(Part of a data file)
····················

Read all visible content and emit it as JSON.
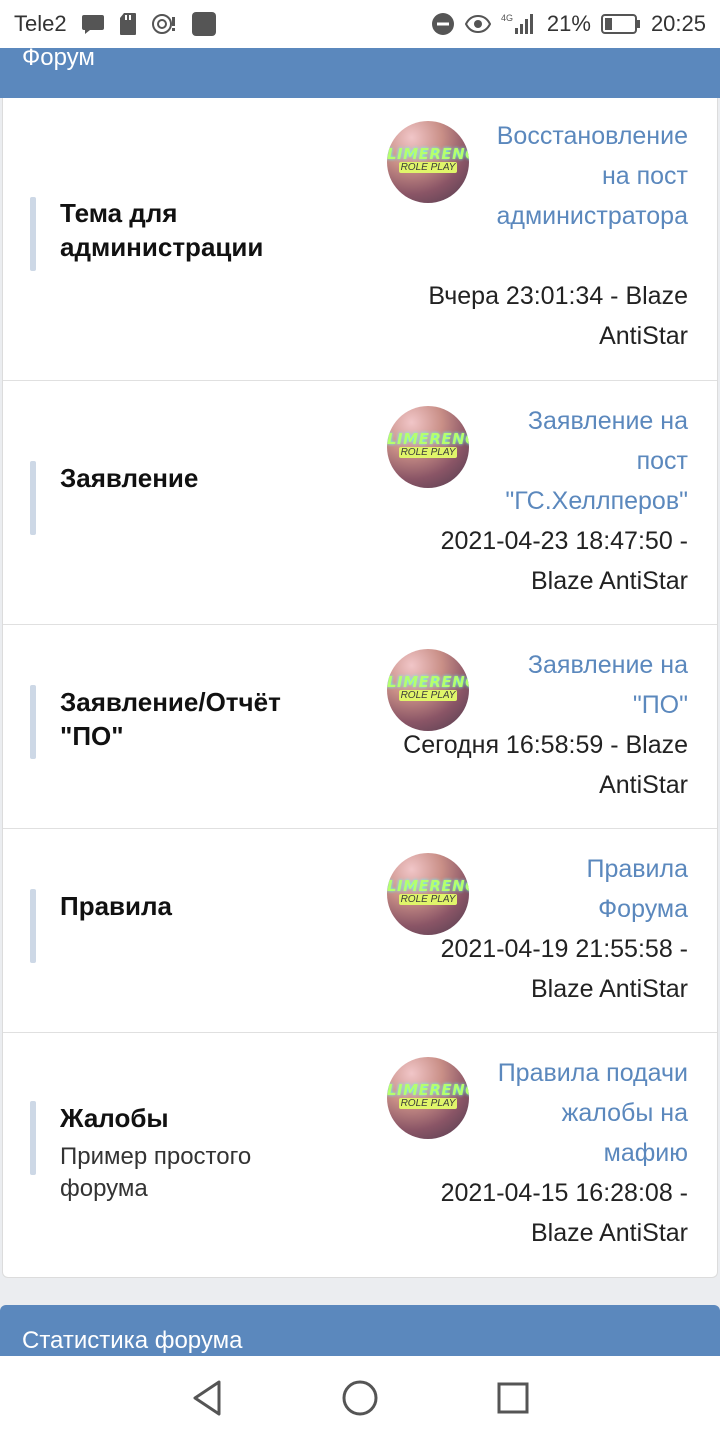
{
  "status_bar": {
    "carrier": "Tele2",
    "battery_percent": "21%",
    "time": "20:25",
    "network": "4G"
  },
  "forum_header": {
    "title": "Форум"
  },
  "forums": [
    {
      "title": "Тема для администрации",
      "description": "",
      "last_post_title": "Восстановление на пост администратора",
      "last_post_meta": "Вчера 23:01:34 - Blaze AntiStar"
    },
    {
      "title": "Заявление",
      "description": "",
      "last_post_title": "Заявление на пост \"ГС.Хеллперов\"",
      "last_post_meta": "2021-04-23 18:47:50 - Blaze AntiStar"
    },
    {
      "title": "Заявление/Отчёт \"ПО\"",
      "description": "",
      "last_post_title": "Заявление на \"ПО\"",
      "last_post_meta": "Сегодня 16:58:59 - Blaze AntiStar"
    },
    {
      "title": "Правила",
      "description": "",
      "last_post_title": "Правила Форума",
      "last_post_meta": "2021-04-19 21:55:58 - Blaze AntiStar"
    },
    {
      "title": "Жалобы",
      "description": "Пример простого форума",
      "last_post_title": "Правила подачи жалобы на мафию",
      "last_post_meta": "2021-04-15 16:28:08 - Blaze AntiStar"
    }
  ],
  "avatar_logo": {
    "line1": "LIMERENCE",
    "line2": "ROLE PLAY"
  },
  "stats_header": {
    "title": "Статистика форума"
  },
  "colors": {
    "accent": "#5b88bd",
    "row_bar": "#cdd8e6"
  }
}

····················

▸ THE PROBLEM
Only a number is wanted: how many lines of the material include the word "AntiStar".

▸ FINISHED TASK
5